#### Цитируемый текст
════════════════════
Было ли так или нет — не знаю, остались ли в Царевичах какие Петровы дети, навез ли сюда Петр Великий тьму-тьмущую государственных людей, которые его именем брали и казнили всякого супротивного мужика за лихую езду и шустрые слова, но ни в песнях, ни в присказках, ни в сказках не слыхал я по северным лесным местам ни слова о великих бедах, о немилом барине, что отнял у своего ямщика любовь, не было в этой народной истории ни грома кровавых битв, ни хриплого карканья ворона, ни сиротских пепелищ.
Может быть, поэтому и запомнил лесной Север в своих песнях и сказках лишь самое чистое и самое доброе, что дано человеку, — запомнил вечный свет голубого ясного неба, зовущий свет таких же ясных и таких же вечных глаз матери любимой и белые крылья больших неторопливых птиц, которые приносили с собой солнце и радость.
Мудрая, светлая доля выпала нашему лесному Северу — остаться в стороне, как летописцу, от верных и неверных степных дорог, жить, помнить и сохранить самое главное, что пронесла через все страдания и мучения святая Русь, — сохранить свет и правду, глубину чувств и трезвость мысли, сохранить душу, широкую и щедрую, обидчивую, но прямую, не таящую от гостя доброго слова, а от врага великой силы, умеющую с честью жить и с честью проститься с землей.
Внимательно читал я все, где вспоминался северный край, узнал и о Кижском восстании уже в послепетровские времена. Узнал о расстреле крестьян, что отказались от государственных работ на заводах, крестьян расстреляли на том самом острове, где сегодня высятся многоглавые Кижи, у тех самых церквей в самой церковной ограде, на манер которой поднято сейчас вокруг Кижского погоста новое ограждение. И снова, сколько я ни искал по северным поселениям народной памяти об этом событии, так ничего и не нашел — пожалуй, и в этот раз по северным лесным местам не разошлось широко эхо государственных пушек…
Тихо и незаметно жил на севере простой люд по глухим лесным местам, будто самолично отдав право владеть собой тем, кто ближе тянулся к большим дорогам. Дома, стоявшие у больших дорог, богатели, богатели на лесном, торговом и церковном делах, а тот, кто честно и верно справлял свои скромные и трудные лесные работы и промыслы, с давних времен держал в памяти науку, что хлеб можно печь и из сосновой коры. И приходила эта горькая на вкус наука к лесному старателю на выручку чуть ли не каждую зиму.
════════════════════
#### Набор заданий
• A. Ответь по тексту о лесном Севере на три вопроса:
(i) От каких работ отказались крестьяне, которых расстреляли на острове?
(ii) Из чего, согласно тексту, можно печь хлеб?
(iii) На каких делах богатели дома, стоявшие у больших дорог?
• B. Перечисли всё, чего, по словам текста о лесном Севере, «не было в этой народной истории».
════════════════════
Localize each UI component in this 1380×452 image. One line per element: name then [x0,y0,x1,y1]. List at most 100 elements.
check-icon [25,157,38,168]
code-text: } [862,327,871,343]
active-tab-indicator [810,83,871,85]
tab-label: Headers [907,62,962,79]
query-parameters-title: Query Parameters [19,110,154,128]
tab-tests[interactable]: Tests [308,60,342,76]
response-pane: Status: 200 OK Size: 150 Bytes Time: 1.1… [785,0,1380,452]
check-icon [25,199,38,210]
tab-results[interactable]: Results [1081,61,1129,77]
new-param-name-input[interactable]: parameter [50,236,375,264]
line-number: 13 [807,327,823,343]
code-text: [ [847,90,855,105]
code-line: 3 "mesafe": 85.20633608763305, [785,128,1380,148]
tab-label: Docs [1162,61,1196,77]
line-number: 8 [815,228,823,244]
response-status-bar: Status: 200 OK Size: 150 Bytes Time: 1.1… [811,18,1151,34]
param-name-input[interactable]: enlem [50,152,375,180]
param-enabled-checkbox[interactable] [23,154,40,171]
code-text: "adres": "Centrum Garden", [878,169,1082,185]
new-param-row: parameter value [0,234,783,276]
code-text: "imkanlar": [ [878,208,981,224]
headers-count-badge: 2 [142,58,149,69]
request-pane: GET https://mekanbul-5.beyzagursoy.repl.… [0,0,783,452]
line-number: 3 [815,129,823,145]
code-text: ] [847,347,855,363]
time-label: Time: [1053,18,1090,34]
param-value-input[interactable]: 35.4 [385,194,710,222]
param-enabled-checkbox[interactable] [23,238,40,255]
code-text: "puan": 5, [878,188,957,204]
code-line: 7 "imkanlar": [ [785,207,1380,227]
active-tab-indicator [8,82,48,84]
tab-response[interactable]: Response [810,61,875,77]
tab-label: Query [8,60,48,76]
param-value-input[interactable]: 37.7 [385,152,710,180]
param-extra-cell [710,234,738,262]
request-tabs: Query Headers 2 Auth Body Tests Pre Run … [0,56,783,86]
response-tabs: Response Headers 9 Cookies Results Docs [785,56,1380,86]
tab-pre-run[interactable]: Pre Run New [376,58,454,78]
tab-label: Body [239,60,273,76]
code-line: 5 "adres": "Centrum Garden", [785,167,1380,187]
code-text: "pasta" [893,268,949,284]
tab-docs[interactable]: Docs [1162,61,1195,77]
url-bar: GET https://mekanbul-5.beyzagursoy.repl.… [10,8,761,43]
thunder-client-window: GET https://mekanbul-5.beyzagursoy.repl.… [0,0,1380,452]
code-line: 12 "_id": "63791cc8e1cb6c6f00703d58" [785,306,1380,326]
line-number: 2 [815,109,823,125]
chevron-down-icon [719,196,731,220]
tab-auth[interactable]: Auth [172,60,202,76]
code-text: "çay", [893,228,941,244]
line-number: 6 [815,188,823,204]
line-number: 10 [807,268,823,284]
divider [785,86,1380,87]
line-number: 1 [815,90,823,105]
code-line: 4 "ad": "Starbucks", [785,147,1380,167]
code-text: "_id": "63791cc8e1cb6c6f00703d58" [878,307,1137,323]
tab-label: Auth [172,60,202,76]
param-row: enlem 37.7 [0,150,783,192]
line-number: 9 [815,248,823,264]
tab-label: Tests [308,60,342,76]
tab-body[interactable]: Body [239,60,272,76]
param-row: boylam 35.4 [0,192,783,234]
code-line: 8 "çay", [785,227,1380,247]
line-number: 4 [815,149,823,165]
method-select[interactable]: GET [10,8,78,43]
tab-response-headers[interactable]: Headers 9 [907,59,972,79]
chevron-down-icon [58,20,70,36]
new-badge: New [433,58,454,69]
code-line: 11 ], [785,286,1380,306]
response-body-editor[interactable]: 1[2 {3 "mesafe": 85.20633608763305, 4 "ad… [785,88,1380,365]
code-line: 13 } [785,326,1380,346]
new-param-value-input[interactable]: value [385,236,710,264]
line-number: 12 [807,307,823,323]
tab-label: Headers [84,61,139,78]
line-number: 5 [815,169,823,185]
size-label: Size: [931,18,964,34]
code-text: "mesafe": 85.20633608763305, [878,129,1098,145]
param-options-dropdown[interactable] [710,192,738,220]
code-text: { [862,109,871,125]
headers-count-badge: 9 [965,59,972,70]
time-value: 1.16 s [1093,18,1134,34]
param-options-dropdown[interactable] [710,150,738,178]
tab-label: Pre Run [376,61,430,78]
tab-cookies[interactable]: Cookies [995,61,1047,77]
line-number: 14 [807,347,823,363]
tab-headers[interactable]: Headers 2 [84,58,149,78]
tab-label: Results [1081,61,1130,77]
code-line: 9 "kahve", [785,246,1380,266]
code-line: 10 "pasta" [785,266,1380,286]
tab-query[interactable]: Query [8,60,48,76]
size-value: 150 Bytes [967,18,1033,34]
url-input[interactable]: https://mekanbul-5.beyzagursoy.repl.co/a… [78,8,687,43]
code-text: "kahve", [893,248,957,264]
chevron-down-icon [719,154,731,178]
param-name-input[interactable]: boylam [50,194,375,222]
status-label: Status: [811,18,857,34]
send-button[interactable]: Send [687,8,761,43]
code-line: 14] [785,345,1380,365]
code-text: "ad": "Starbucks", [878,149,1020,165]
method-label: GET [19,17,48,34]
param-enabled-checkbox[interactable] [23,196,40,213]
════════════════════
#### Решения заданий
• A.
(i) От государственных работ на заводах.
(ii) Из сосновой коры.
(iii) На лесном, торговом и церковном делах.

• B. Грома кровавых битв, хриплого карканья ворона и сиротских пепелищ.